### Aim
Output the entries below exactly as written, omitting pictures.

+--

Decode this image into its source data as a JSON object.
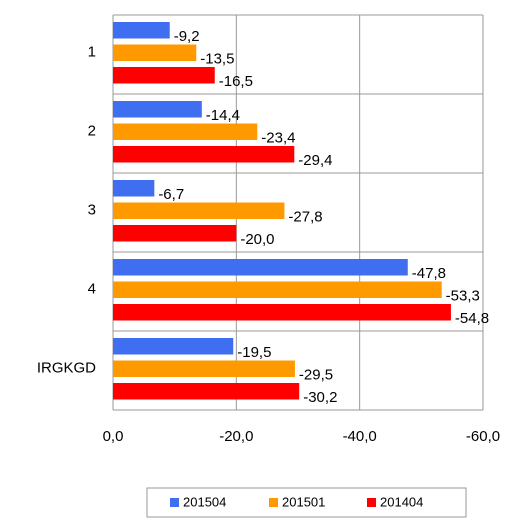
{
  "chart_data": {
    "type": "hbar",
    "categories": [
      "1",
      "2",
      "3",
      "4",
      "IRGKGD"
    ],
    "series": [
      {
        "name": "201504",
        "color": "#3f6ef0",
        "values": [
          -9.2,
          -14.4,
          -6.7,
          -47.8,
          -19.5
        ],
        "value_labels": [
          "-9,2",
          "-14,4",
          "-6,7",
          "-47,8",
          "-19,5"
        ]
      },
      {
        "name": "201501",
        "color": "#ff9900",
        "values": [
          -13.5,
          -23.4,
          -27.8,
          -53.3,
          -29.5
        ],
        "value_labels": [
          "-13,5",
          "-23,4",
          "-27,8",
          "-53,3",
          "-29,5"
        ]
      },
      {
        "name": "201404",
        "color": "#ff0000",
        "values": [
          -16.5,
          -29.4,
          -20.0,
          -54.8,
          -30.2
        ],
        "value_labels": [
          "-16,5",
          "-29,4",
          "-20,0",
          "-54,8",
          "-30,2"
        ]
      }
    ],
    "xlim": [
      0,
      -60
    ],
    "xticks": [
      {
        "value": 0,
        "label": "0,0"
      },
      {
        "value": -20,
        "label": "-20,0"
      },
      {
        "value": -40,
        "label": "-40,0"
      },
      {
        "value": -60,
        "label": "-60,0"
      }
    ],
    "grid": true,
    "legend": "bottom"
  }
}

+--

### Exercise output
Decode this image into its source data as a JSON object.
{
  "chart_data": {
    "type": "hbar",
    "categories": [
      "1",
      "2",
      "3",
      "4",
      "IRGKGD"
    ],
    "series": [
      {
        "name": "201504",
        "color": "#3f6ef0",
        "values": [
          -9.2,
          -14.4,
          -6.7,
          -47.8,
          -19.5
        ],
        "value_labels": [
          "-9,2",
          "-14,4",
          "-6,7",
          "-47,8",
          "-19,5"
        ]
      },
      {
        "name": "201501",
        "color": "#ff9900",
        "values": [
          -13.5,
          -23.4,
          -27.8,
          -53.3,
          -29.5
        ],
        "value_labels": [
          "-13,5",
          "-23,4",
          "-27,8",
          "-53,3",
          "-29,5"
        ]
      },
      {
        "name": "201404",
        "color": "#ff0000",
        "values": [
          -16.5,
          -29.4,
          -20.0,
          -54.8,
          -30.2
        ],
        "value_labels": [
          "-16,5",
          "-29,4",
          "-20,0",
          "-54,8",
          "-30,2"
        ]
      }
    ],
    "xlim": [
      0,
      -60
    ],
    "xticks": [
      {
        "value": 0,
        "label": "0,0"
      },
      {
        "value": -20,
        "label": "-20,0"
      },
      {
        "value": -40,
        "label": "-40,0"
      },
      {
        "value": -60,
        "label": "-60,0"
      }
    ],
    "grid": true,
    "legend": "bottom"
  }
}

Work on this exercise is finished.